Our previous Government made upward-only rent clauses on new leases illegal. Does this suggest this flawed system is fit for purpose and good for the economy?
Upwardonly rents are costing jobs and are detrimental to the domestic economy. To suggest otherwise is inaccurate and wrong.
This week I met the global managing director of a large retailer who cannot sustain their Irish property cost. Is what they are planning good for the Irish economy? I think not.
What is most disturbing is the fact that many small Irish retailers are stuck with these leases, which in turn are tied to personal guarantees. Don’t pay the rent and you lose your business and your home. Surely this distressing situation contributes nothing to the economy? It also underlines why there is such little appetite or even ability to pay wage increases in the domestic economy.
Both Retail Excellence Ireland and many of our members deal with this matter every day of every week.
Others are more than welcome to keep their heads buried in the sand. – Yours, etc, DAVID FITZSIMONS, Chief Executive, Retail Excellence Ireland, 38-39 Fitzwilliam Square, Dublin 2
Sir, – Whatever about the rights and wrongs concerning the rendition of a rebel song by John Delaney of the FAI, it should be borne in mind that songs of a jingoistic nature, otherwise known as national anthems, are regularly performed at football stadiums throughout the world.
The national anthem of the United States speaks of “rockets red glare, bursting in air”, while the British anthem calls on God to “scatter her [the Queen’s] enemies” and our own national anthem, translated into English, tells us that “cannons roar and rifles peal”. – Yours, etc, JOHN FAGAN, Killiney, Co Dublin. Sir, – To offer some empathy and solidarity to John Delaney, I would like to offer my sincerest apologies to anybody over the years who may have heard me singing Johnny Cash’s Folsom Prison Blues. I, in no way, advocate the senseless shooting of men in Reno just to watch them die.
I would also like to promise that from now on I will no longer sing Maxwell’s Silver Hammer by the Beatles, I Shot the Sheriff by Bob Marley.

# Data lines

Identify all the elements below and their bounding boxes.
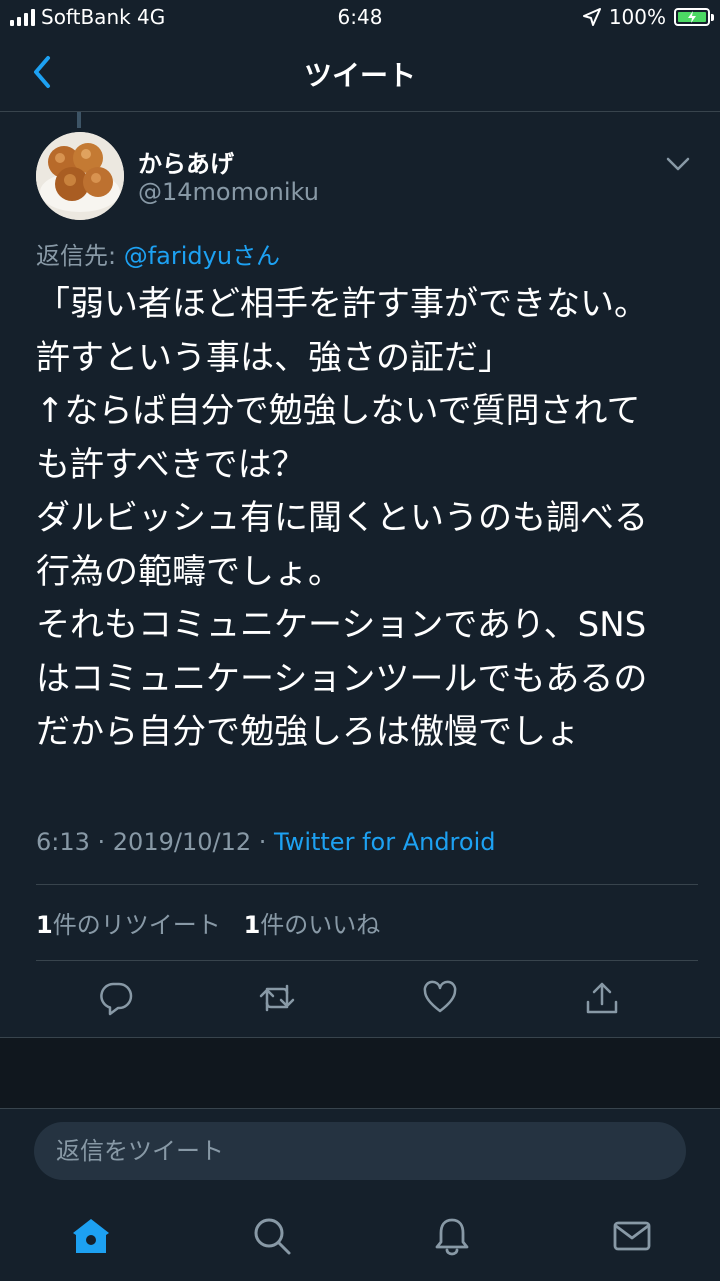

# Requirements
a - List every song that the letters to the editor name by title.
b - Copy the letters to the editor word for word, starting at "Upwardonly rents are" and stopping after "of every week.".

# Solutions to the tasks
a -
Folsom Prison Blues
Maxwell's Silver Hammer
I Shot the Sheriff

b -
Upwardonly rents are costing jobs and are detrimental to the domestic economy. To suggest otherwise is inaccurate and wrong.
This week I met the global managing director of a large retailer who cannot sustain their Irish property cost. Is what they are planning good for the Irish economy? I think not.
What is most disturbing is the fact that many small Irish retailers are stuck with these leases, which in turn are tied to personal guarantees. Don’t pay the rent and you lose your business and your home. Surely this distressing situation contributes nothing to the economy? It also underlines why there is such little appetite or even ability to pay wage increases in the domestic economy.
Both Retail Excellence Ireland and many of our members deal with this matter every day of every week.